Short exercise:
Repeat, word for word, every line from the line holding "Output a JSON" through the final line of the entries below. Skip all pictures.

--- Start of Data provided ---

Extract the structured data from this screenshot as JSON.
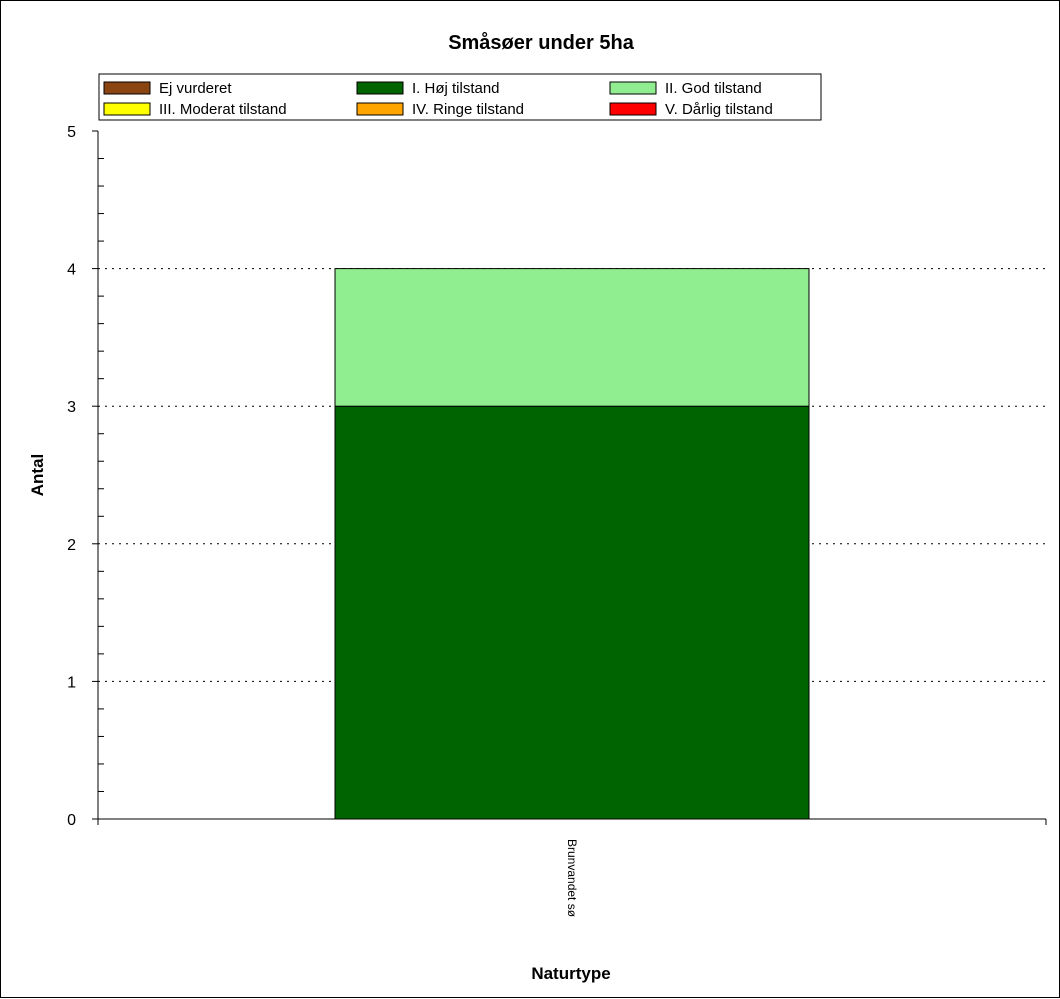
{
  "chart_data": {
    "type": "bar",
    "stacked": true,
    "title": "Småsøer under 5ha",
    "xlabel": "Naturtype",
    "ylabel": "Antal",
    "ylim": [
      0,
      5
    ],
    "yticks": [
      "0",
      "1",
      "2",
      "3",
      "4",
      "5"
    ],
    "grid": "horizontal-dotted",
    "legend_position": "top",
    "categories": [
      "Brunvandet sø"
    ],
    "series": [
      {
        "name": "Ej vurderet",
        "color": "#8B4513",
        "values": [
          0
        ]
      },
      {
        "name": "I. Høj tilstand",
        "color": "#006400",
        "values": [
          3
        ]
      },
      {
        "name": "II. God tilstand",
        "color": "#90EE90",
        "values": [
          1
        ]
      },
      {
        "name": "III. Moderat tilstand",
        "color": "#FFFF00",
        "values": [
          0
        ]
      },
      {
        "name": "IV. Ringe tilstand",
        "color": "#FFA500",
        "values": [
          0
        ]
      },
      {
        "name": "V. Dårlig tilstand",
        "color": "#FF0000",
        "values": [
          0
        ]
      }
    ]
  }
}
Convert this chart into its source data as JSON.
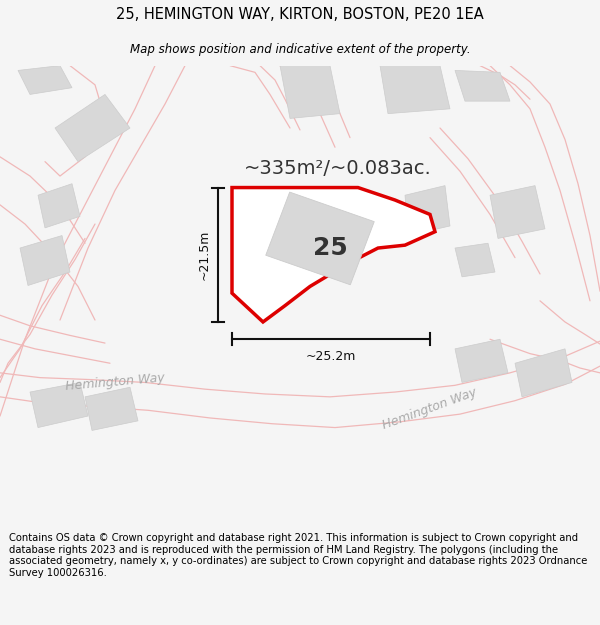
{
  "title": "25, HEMINGTON WAY, KIRTON, BOSTON, PE20 1EA",
  "subtitle": "Map shows position and indicative extent of the property.",
  "footer": "Contains OS data © Crown copyright and database right 2021. This information is subject to Crown copyright and database rights 2023 and is reproduced with the permission of HM Land Registry. The polygons (including the associated geometry, namely x, y co-ordinates) are subject to Crown copyright and database rights 2023 Ordnance Survey 100026316.",
  "area_label": "~335m²/~0.083ac.",
  "house_number": "25",
  "dim_width": "~25.2m",
  "dim_height": "~21.5m",
  "road_label_1": "Hemington Way",
  "road_label_2": "Hemington Way",
  "bg_color": "#f5f5f5",
  "map_bg": "#ffffff",
  "road_line_color": "#f0b8b8",
  "plot_stroke": "#dd0000",
  "building_fill": "#d8d8d8",
  "building_edge": "#cccccc",
  "dim_color": "#111111",
  "text_color": "#333333",
  "road_text_color": "#aaaaaa",
  "title_fontsize": 10.5,
  "subtitle_fontsize": 8.5,
  "footer_fontsize": 7.2,
  "area_fontsize": 14,
  "number_fontsize": 18,
  "dim_fontsize": 9,
  "road_fontsize": 9
}
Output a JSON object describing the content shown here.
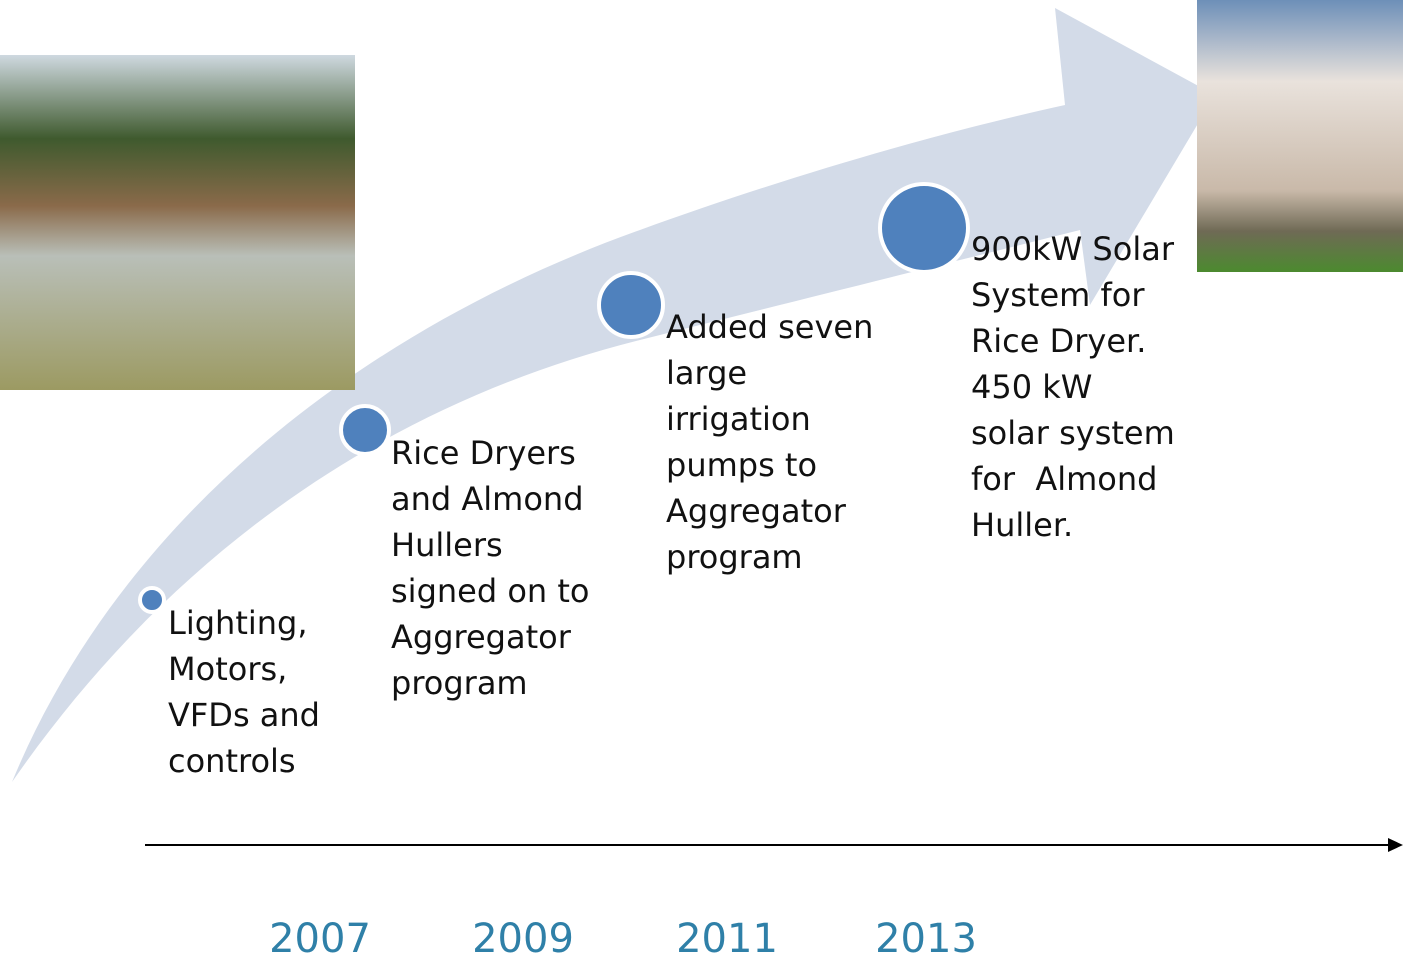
{
  "milestones": [
    {
      "lines": [
        "Lighting,",
        "Motors,",
        "VFDs and",
        "controls"
      ]
    },
    {
      "lines": [
        "Rice Dryers",
        "and Almond",
        "Hullers",
        "signed on to",
        "Aggregator",
        "program"
      ]
    },
    {
      "lines": [
        "Added seven",
        "large",
        "irrigation",
        "pumps to",
        "Aggregator",
        "program"
      ]
    },
    {
      "lines": [
        "900kW Solar",
        "System for",
        "Rice Dryer.",
        "450 kW",
        "solar system",
        "for  Almond",
        "Huller."
      ]
    }
  ],
  "years": [
    "2007",
    "2009",
    "2011",
    "2013"
  ]
}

--- End of Data provided ---

Worked solution:
Output a JSON object describing the content shown here.
{
  "milestones": [
    {
      "lines": [
        "Lighting,",
        "Motors,",
        "VFDs and",
        "controls"
      ]
    },
    {
      "lines": [
        "Rice Dryers",
        "and Almond",
        "Hullers",
        "signed on to",
        "Aggregator",
        "program"
      ]
    },
    {
      "lines": [
        "Added seven",
        "large",
        "irrigation",
        "pumps to",
        "Aggregator",
        "program"
      ]
    },
    {
      "lines": [
        "900kW Solar",
        "System for",
        "Rice Dryer.",
        "450 kW",
        "solar system",
        "for  Almond",
        "Huller."
      ]
    }
  ],
  "years": [
    "2007",
    "2009",
    "2011",
    "2013"
  ]
}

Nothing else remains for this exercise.